[Dataset items]
· · · · · · ·

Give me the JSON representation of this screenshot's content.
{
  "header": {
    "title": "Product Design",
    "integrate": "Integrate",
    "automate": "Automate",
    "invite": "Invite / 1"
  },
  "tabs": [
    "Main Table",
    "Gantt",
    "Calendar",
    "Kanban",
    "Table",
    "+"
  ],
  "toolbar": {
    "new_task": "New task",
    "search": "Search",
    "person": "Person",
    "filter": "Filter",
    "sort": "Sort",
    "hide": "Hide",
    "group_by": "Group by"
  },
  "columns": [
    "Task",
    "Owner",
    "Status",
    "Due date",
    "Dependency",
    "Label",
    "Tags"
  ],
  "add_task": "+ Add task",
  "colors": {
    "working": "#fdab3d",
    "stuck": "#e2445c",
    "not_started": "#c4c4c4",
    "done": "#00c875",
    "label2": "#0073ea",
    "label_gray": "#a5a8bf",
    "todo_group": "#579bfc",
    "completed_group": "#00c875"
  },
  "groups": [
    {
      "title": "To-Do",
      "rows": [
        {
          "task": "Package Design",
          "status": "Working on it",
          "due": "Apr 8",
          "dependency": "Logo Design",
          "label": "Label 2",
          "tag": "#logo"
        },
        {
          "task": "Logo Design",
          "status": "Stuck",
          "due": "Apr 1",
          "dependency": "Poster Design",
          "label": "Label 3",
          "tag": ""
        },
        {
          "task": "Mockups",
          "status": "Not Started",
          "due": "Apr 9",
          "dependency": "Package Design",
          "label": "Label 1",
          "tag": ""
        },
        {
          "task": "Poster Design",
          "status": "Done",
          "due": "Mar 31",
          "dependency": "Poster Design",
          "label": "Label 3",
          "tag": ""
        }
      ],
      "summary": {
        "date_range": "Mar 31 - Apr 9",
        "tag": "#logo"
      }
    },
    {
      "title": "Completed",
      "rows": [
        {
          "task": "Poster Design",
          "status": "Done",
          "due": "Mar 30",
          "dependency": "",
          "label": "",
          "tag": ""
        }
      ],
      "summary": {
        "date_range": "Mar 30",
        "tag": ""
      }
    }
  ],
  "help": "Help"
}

· · · · · · ·

# What is being asked
Only the number is wanted: count the lines of the records that hold the word "title".

# Expected answer
3